#### Exercise details:
Return the full material exactly.

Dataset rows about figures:

(begin)

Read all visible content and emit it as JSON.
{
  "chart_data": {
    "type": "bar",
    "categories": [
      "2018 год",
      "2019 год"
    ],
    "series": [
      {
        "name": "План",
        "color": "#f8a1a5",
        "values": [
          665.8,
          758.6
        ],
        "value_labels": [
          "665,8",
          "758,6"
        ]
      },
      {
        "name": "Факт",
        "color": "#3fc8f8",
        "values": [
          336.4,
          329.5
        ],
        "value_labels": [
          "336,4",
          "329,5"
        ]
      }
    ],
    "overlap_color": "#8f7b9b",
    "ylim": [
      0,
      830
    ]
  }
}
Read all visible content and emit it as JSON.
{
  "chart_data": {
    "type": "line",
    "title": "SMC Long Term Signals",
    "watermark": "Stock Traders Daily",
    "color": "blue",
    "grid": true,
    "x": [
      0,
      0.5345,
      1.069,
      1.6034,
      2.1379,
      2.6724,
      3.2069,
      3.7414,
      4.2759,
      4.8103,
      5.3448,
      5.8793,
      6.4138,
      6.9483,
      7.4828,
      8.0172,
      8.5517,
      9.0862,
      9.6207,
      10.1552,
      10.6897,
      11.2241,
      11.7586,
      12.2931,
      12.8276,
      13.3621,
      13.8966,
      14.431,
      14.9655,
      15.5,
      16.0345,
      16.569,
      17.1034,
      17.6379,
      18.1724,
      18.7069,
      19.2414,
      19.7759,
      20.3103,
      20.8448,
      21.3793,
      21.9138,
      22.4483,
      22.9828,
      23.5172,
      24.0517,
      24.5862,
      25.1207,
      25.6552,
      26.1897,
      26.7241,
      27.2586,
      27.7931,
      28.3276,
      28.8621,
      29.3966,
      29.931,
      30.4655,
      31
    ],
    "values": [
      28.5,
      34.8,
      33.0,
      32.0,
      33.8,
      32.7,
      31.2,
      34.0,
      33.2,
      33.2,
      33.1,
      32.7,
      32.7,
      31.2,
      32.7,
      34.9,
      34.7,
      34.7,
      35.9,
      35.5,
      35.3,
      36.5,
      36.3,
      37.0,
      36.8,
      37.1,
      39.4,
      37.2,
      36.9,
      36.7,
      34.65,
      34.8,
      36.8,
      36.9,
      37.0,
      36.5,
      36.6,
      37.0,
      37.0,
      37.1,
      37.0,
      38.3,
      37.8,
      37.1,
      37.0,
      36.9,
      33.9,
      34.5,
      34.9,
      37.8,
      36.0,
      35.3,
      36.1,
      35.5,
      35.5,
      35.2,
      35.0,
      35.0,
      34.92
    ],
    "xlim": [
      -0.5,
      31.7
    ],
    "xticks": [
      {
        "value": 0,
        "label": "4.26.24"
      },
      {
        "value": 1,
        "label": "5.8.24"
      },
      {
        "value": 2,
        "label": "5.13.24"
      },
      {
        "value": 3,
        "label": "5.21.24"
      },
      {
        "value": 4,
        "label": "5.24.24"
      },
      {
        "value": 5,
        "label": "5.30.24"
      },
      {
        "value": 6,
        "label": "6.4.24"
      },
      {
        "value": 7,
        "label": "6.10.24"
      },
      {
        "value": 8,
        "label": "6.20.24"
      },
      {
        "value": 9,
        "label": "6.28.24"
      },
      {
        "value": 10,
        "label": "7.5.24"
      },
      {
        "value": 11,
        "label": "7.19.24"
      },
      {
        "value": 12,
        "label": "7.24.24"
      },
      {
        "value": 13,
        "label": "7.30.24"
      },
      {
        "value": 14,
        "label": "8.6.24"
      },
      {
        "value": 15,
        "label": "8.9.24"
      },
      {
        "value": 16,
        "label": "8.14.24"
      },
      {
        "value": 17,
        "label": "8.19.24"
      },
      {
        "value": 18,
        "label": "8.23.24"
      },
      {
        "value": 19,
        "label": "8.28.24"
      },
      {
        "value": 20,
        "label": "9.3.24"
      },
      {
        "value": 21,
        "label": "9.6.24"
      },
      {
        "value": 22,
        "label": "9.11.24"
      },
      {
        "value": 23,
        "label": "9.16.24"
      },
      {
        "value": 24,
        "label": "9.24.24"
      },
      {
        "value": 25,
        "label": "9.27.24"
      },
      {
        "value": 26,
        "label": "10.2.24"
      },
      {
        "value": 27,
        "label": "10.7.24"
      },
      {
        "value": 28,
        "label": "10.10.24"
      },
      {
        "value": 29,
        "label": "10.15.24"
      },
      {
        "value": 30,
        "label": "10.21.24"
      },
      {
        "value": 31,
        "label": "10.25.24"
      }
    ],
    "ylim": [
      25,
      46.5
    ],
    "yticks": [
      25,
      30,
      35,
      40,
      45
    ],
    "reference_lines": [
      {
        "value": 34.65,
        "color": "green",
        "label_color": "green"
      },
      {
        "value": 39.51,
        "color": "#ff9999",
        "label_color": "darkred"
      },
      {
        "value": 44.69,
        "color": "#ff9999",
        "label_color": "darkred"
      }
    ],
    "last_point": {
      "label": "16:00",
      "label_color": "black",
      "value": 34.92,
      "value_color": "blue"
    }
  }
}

(end)

#### Output of the task:
Read all visible content and emit it as JSON.
{
  "chart_data": {
    "type": "bar",
    "categories": [
      "2018 год",
      "2019 год"
    ],
    "series": [
      {
        "name": "План",
        "color": "#f8a1a5",
        "values": [
          665.8,
          758.6
        ],
        "value_labels": [
          "665,8",
          "758,6"
        ]
      },
      {
        "name": "Факт",
        "color": "#3fc8f8",
        "values": [
          336.4,
          329.5
        ],
        "value_labels": [
          "336,4",
          "329,5"
        ]
      }
    ],
    "overlap_color": "#8f7b9b",
    "ylim": [
      0,
      830
    ]
  }
}
Read all visible content and emit it as JSON.
{
  "chart_data": {
    "type": "line",
    "title": "SMC Long Term Signals",
    "watermark": "Stock Traders Daily",
    "color": "blue",
    "grid": true,
    "x": [
      0,
      0.5345,
      1.069,
      1.6034,
      2.1379,
      2.6724,
      3.2069,
      3.7414,
      4.2759,
      4.8103,
      5.3448,
      5.8793,
      6.4138,
      6.9483,
      7.4828,
      8.0172,
      8.5517,
      9.0862,
      9.6207,
      10.1552,
      10.6897,
      11.2241,
      11.7586,
      12.2931,
      12.8276,
      13.3621,
      13.8966,
      14.431,
      14.9655,
      15.5,
      16.0345,
      16.569,
      17.1034,
      17.6379,
      18.1724,
      18.7069,
      19.2414,
      19.7759,
      20.3103,
      20.8448,
      21.3793,
      21.9138,
      22.4483,
      22.9828,
      23.5172,
      24.0517,
      24.5862,
      25.1207,
      25.6552,
      26.1897,
      26.7241,
      27.2586,
      27.7931,
      28.3276,
      28.8621,
      29.3966,
      29.931,
      30.4655,
      31
    ],
    "values": [
      28.5,
      34.8,
      33.0,
      32.0,
      33.8,
      32.7,
      31.2,
      34.0,
      33.2,
      33.2,
      33.1,
      32.7,
      32.7,
      31.2,
      32.7,
      34.9,
      34.7,
      34.7,
      35.9,
      35.5,
      35.3,
      36.5,
      36.3,
      37.0,
      36.8,
      37.1,
      39.4,
      37.2,
      36.9,
      36.7,
      34.65,
      34.8,
      36.8,
      36.9,
      37.0,
      36.5,
      36.6,
      37.0,
      37.0,
      37.1,
      37.0,
      38.3,
      37.8,
      37.1,
      37.0,
      36.9,
      33.9,
      34.5,
      34.9,
      37.8,
      36.0,
      35.3,
      36.1,
      35.5,
      35.5,
      35.2,
      35.0,
      35.0,
      34.92
    ],
    "xlim": [
      -0.5,
      31.7
    ],
    "xticks": [
      {
        "value": 0,
        "label": "4.26.24"
      },
      {
        "value": 1,
        "label": "5.8.24"
      },
      {
        "value": 2,
        "label": "5.13.24"
      },
      {
        "value": 3,
        "label": "5.21.24"
      },
      {
        "value": 4,
        "label": "5.24.24"
      },
      {
        "value": 5,
        "label": "5.30.24"
      },
      {
        "value": 6,
        "label": "6.4.24"
      },
      {
        "value": 7,
        "label": "6.10.24"
      },
      {
        "value": 8,
        "label": "6.20.24"
      },
      {
        "value": 9,
        "label": "6.28.24"
      },
      {
        "value": 10,
        "label": "7.5.24"
      },
      {
        "value": 11,
        "label": "7.19.24"
      },
      {
        "value": 12,
        "label": "7.24.24"
      },
      {
        "value": 13,
        "label": "7.30.24"
      },
      {
        "value": 14,
        "label": "8.6.24"
      },
      {
        "value": 15,
        "label": "8.9.24"
      },
      {
        "value": 16,
        "label": "8.14.24"
      },
      {
        "value": 17,
        "label": "8.19.24"
      },
      {
        "value": 18,
        "label": "8.23.24"
      },
      {
        "value": 19,
        "label": "8.28.24"
      },
      {
        "value": 20,
        "label": "9.3.24"
      },
      {
        "value": 21,
        "label": "9.6.24"
      },
      {
        "value": 22,
        "label": "9.11.24"
      },
      {
        "value": 23,
        "label": "9.16.24"
      },
      {
        "value": 24,
        "label": "9.24.24"
      },
      {
        "value": 25,
        "label": "9.27.24"
      },
      {
        "value": 26,
        "label": "10.2.24"
      },
      {
        "value": 27,
        "label": "10.7.24"
      },
      {
        "value": 28,
        "label": "10.10.24"
      },
      {
        "value": 29,
        "label": "10.15.24"
      },
      {
        "value": 30,
        "label": "10.21.24"
      },
      {
        "value": 31,
        "label": "10.25.24"
      }
    ],
    "ylim": [
      25,
      46.5
    ],
    "yticks": [
      25,
      30,
      35,
      40,
      45
    ],
    "reference_lines": [
      {
        "value": 34.65,
        "color": "green",
        "label_color": "green"
      },
      {
        "value": 39.51,
        "color": "#ff9999",
        "label_color": "darkred"
      },
      {
        "value": 44.69,
        "color": "#ff9999",
        "label_color": "darkred"
      }
    ],
    "last_point": {
      "label": "16:00",
      "label_color": "black",
      "value": 34.92,
      "value_color": "blue"
    }
  }
}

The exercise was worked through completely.